-- START Supplied information --
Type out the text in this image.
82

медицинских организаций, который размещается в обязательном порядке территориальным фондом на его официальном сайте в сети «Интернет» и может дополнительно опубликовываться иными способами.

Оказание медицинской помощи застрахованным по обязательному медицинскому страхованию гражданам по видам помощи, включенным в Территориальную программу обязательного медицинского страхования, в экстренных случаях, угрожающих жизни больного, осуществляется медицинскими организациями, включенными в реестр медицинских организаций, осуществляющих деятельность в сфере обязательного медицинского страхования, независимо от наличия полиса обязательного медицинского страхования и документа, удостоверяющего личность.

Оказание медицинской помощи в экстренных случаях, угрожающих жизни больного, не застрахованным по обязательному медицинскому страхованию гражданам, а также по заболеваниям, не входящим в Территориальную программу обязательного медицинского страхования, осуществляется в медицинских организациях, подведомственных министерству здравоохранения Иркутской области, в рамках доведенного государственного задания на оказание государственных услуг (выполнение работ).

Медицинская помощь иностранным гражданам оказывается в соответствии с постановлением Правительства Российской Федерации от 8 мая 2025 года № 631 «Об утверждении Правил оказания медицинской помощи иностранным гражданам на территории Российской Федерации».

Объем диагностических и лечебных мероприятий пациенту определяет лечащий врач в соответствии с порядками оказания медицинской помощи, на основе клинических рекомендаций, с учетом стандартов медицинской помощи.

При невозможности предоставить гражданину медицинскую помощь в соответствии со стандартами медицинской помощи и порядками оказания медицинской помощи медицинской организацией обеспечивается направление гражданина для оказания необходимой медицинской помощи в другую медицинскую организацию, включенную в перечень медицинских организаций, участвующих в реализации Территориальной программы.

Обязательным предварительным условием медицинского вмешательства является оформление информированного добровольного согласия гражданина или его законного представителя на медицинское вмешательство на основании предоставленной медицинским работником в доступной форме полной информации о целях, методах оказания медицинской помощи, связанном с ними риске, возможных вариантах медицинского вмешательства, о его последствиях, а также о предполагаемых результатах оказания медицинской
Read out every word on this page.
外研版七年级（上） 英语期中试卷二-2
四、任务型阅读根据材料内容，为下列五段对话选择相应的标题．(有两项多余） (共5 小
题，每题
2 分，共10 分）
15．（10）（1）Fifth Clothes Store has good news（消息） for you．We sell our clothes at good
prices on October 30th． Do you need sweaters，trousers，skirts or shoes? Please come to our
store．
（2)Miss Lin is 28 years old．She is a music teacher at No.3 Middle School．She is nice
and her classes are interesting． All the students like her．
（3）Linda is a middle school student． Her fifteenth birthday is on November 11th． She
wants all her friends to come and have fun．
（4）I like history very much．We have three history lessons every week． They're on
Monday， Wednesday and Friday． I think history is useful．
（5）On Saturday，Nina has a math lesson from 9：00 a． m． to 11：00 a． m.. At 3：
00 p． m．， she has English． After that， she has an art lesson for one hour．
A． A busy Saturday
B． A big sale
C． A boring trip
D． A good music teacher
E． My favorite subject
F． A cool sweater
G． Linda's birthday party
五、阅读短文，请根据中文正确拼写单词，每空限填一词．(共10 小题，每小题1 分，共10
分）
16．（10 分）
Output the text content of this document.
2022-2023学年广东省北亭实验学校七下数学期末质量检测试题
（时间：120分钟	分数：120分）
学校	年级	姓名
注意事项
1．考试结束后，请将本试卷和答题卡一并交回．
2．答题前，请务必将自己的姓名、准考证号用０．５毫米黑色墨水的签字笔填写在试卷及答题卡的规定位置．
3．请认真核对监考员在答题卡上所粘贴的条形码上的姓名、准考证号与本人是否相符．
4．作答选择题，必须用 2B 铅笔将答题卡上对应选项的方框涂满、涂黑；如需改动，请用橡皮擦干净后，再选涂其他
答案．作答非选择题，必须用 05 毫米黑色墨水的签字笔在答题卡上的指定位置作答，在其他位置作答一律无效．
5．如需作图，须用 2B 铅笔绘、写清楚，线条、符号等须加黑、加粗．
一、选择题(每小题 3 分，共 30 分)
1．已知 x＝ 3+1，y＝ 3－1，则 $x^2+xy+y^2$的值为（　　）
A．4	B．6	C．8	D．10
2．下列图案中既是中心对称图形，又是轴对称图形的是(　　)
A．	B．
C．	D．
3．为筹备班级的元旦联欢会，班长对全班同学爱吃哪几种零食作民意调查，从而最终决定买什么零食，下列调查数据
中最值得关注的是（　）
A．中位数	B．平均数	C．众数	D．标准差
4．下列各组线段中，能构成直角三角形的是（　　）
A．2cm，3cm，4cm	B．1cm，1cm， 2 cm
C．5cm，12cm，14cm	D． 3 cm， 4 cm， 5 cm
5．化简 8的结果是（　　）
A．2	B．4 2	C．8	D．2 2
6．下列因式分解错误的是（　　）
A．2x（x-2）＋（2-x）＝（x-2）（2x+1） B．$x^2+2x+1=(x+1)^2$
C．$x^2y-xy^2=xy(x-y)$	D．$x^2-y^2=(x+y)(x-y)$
-- END Supplied information --
- Your instructions:
Each record above must be given again exactly.

- Exercise output:
Type out the text in this image.
82

медицинских организаций, который размещается в обязательном порядке территориальным фондом на его официальном сайте в сети «Интернет» и может дополнительно опубликовываться иными способами.

Оказание медицинской помощи застрахованным по обязательному медицинскому страхованию гражданам по видам помощи, включенным в Территориальную программу обязательного медицинского страхования, в экстренных случаях, угрожающих жизни больного, осуществляется медицинскими организациями, включенными в реестр медицинских организаций, осуществляющих деятельность в сфере обязательного медицинского страхования, независимо от наличия полиса обязательного медицинского страхования и документа, удостоверяющего личность.

Оказание медицинской помощи в экстренных случаях, угрожающих жизни больного, не застрахованным по обязательному медицинскому страхованию гражданам, а также по заболеваниям, не входящим в Территориальную программу обязательного медицинского страхования, осуществляется в медицинских организациях, подведомственных министерству здравоохранения Иркутской области, в рамках доведенного государственного задания на оказание государственных услуг (выполнение работ).

Медицинская помощь иностранным гражданам оказывается в соответствии с постановлением Правительства Российской Федерации от 8 мая 2025 года № 631 «Об утверждении Правил оказания медицинской помощи иностранным гражданам на территории Российской Федерации».

Объем диагностических и лечебных мероприятий пациенту определяет лечащий врач в соответствии с порядками оказания медицинской помощи, на основе клинических рекомендаций, с учетом стандартов медицинской помощи.

При невозможности предоставить гражданину медицинскую помощь в соответствии со стандартами медицинской помощи и порядками оказания медицинской помощи медицинской организацией обеспечивается направление гражданина для оказания необходимой медицинской помощи в другую медицинскую организацию, включенную в перечень медицинских организаций, участвующих в реализации Территориальной программы.

Обязательным предварительным условием медицинского вмешательства является оформление информированного добровольного согласия гражданина или его законного представителя на медицинское вмешательство на основании предоставленной медицинским работником в доступной форме полной информации о целях, методах оказания медицинской помощи, связанном с ними риске, возможных вариантах медицинского вмешательства, о его последствиях, а также о предполагаемых результатах оказания медицинской
Read out every word on this page.
外研版七年级（上） 英语期中试卷二-2
四、任务型阅读根据材料内容，为下列五段对话选择相应的标题．(有两项多余） (共5 小
题，每题
2 分，共10 分）
15．（10）（1）Fifth Clothes Store has good news（消息） for you．We sell our clothes at good
prices on October 30th． Do you need sweaters，trousers，skirts or shoes? Please come to our
store．
（2)Miss Lin is 28 years old．She is a music teacher at No.3 Middle School．She is nice
and her classes are interesting． All the students like her．
（3）Linda is a middle school student． Her fifteenth birthday is on November 11th． She
wants all her friends to come and have fun．
（4）I like history very much．We have three history lessons every week． They're on
Monday， Wednesday and Friday． I think history is useful．
（5）On Saturday，Nina has a math lesson from 9：00 a． m． to 11：00 a． m.. At 3：
00 p． m．， she has English． After that， she has an art lesson for one hour．
A． A busy Saturday
B． A big sale
C． A boring trip
D． A good music teacher
E． My favorite subject
F． A cool sweater
G． Linda's birthday party
五、阅读短文，请根据中文正确拼写单词，每空限填一词．(共10 小题，每小题1 分，共10
分）
16．（10 分）
Output the text content of this document.
2022-2023学年广东省北亭实验学校七下数学期末质量检测试题
（时间：120分钟	分数：120分）
学校	年级	姓名
注意事项
1．考试结束后，请将本试卷和答题卡一并交回．
2．答题前，请务必将自己的姓名、准考证号用０．５毫米黑色墨水的签字笔填写在试卷及答题卡的规定位置．
3．请认真核对监考员在答题卡上所粘贴的条形码上的姓名、准考证号与本人是否相符．
4．作答选择题，必须用 2B 铅笔将答题卡上对应选项的方框涂满、涂黑；如需改动，请用橡皮擦干净后，再选涂其他
答案．作答非选择题，必须用 05 毫米黑色墨水的签字笔在答题卡上的指定位置作答，在其他位置作答一律无效．
5．如需作图，须用 2B 铅笔绘、写清楚，线条、符号等须加黑、加粗．
一、选择题(每小题 3 分，共 30 分)
1．已知 x＝ 3+1，y＝ 3－1，则 $x^2+xy+y^2$的值为（　　）
A．4	B．6	C．8	D．10
2．下列图案中既是中心对称图形，又是轴对称图形的是(　　)
A．	B．
C．	D．
3．为筹备班级的元旦联欢会，班长对全班同学爱吃哪几种零食作民意调查，从而最终决定买什么零食，下列调查数据
中最值得关注的是（　）
A．中位数	B．平均数	C．众数	D．标准差
4．下列各组线段中，能构成直角三角形的是（　　）
A．2cm，3cm，4cm	B．1cm，1cm， 2 cm
C．5cm，12cm，14cm	D． 3 cm， 4 cm， 5 cm
5．化简 8的结果是（　　）
A．2	B．4 2	C．8	D．2 2
6．下列因式分解错误的是（　　）
A．2x（x-2）＋（2-x）＝（x-2）（2x+1） B．$x^2+2x+1=(x+1)^2$
C．$x^2y-xy^2=xy(x-y)$	D．$x^2-y^2=(x+y)(x-y)$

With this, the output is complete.